> **What needs to be done**
Each line containing the word "name" should be found and copied.
━━━ Record set
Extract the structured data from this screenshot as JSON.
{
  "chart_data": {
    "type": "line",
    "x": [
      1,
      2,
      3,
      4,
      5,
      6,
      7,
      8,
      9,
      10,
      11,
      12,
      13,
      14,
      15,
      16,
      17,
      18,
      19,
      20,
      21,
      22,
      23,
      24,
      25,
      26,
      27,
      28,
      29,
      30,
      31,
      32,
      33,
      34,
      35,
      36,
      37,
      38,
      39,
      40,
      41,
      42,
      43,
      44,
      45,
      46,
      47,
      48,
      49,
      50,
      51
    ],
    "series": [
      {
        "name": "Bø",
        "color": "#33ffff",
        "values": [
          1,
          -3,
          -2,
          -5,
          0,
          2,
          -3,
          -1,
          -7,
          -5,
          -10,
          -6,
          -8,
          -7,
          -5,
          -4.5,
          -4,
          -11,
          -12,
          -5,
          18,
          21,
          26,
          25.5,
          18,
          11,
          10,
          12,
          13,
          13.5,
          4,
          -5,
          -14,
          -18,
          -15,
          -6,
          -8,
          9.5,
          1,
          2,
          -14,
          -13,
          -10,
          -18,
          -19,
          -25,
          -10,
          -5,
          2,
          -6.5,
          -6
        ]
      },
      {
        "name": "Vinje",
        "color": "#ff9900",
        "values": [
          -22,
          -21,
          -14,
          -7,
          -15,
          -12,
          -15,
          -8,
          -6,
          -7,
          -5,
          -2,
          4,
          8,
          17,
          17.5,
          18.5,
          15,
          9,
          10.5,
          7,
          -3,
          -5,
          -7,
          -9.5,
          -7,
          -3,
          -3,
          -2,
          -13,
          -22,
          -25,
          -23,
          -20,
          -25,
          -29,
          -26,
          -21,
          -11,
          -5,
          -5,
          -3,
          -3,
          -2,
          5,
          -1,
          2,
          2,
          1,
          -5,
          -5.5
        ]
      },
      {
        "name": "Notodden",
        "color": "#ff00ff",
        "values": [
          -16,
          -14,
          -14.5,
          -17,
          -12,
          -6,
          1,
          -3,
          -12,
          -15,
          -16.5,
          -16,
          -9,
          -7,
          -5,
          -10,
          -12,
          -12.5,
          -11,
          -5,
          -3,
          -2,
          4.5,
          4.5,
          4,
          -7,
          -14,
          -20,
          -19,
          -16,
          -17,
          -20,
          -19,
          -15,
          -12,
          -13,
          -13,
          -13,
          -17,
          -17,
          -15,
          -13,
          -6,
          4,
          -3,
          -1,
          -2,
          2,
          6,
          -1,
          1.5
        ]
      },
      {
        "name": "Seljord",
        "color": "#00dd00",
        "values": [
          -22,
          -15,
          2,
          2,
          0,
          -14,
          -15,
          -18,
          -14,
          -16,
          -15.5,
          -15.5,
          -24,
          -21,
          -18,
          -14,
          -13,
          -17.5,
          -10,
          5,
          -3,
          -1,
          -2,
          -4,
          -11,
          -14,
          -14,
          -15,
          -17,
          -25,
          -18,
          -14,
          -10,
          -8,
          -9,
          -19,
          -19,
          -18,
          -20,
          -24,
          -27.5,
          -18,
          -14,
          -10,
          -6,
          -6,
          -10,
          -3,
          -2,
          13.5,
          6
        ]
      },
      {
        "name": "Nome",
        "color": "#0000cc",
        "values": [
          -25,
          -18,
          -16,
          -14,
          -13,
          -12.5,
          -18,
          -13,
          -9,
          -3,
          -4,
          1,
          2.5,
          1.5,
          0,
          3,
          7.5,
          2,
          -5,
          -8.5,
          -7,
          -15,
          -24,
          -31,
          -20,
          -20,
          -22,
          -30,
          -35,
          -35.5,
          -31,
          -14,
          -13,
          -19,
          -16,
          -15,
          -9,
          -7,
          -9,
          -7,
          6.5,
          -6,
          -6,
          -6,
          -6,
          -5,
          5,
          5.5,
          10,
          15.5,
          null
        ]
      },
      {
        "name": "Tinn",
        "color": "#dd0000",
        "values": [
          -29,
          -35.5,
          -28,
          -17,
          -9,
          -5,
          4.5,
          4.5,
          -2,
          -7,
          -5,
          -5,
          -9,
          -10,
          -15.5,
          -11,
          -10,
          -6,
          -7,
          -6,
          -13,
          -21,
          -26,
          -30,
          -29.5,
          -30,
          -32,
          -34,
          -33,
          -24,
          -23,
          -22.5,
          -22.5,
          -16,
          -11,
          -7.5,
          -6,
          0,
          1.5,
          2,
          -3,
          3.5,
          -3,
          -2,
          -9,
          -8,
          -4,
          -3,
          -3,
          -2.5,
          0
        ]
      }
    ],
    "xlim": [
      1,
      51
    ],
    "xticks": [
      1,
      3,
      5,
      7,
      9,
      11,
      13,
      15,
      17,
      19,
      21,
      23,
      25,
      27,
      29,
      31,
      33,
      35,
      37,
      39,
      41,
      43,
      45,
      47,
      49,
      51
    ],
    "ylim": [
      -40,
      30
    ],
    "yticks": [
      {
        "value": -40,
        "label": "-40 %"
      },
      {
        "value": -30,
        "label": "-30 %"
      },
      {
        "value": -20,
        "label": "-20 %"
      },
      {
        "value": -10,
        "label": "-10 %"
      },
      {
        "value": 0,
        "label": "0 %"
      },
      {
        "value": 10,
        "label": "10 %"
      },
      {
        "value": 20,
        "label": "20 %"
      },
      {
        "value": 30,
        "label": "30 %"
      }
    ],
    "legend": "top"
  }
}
━━━━━━
> **Exercise output**
        "name": "Bø",
        "name": "Vinje",
        "name": "Notodden",
        "name": "Seljord",
        "name": "Nome",
        "name": "Tinn",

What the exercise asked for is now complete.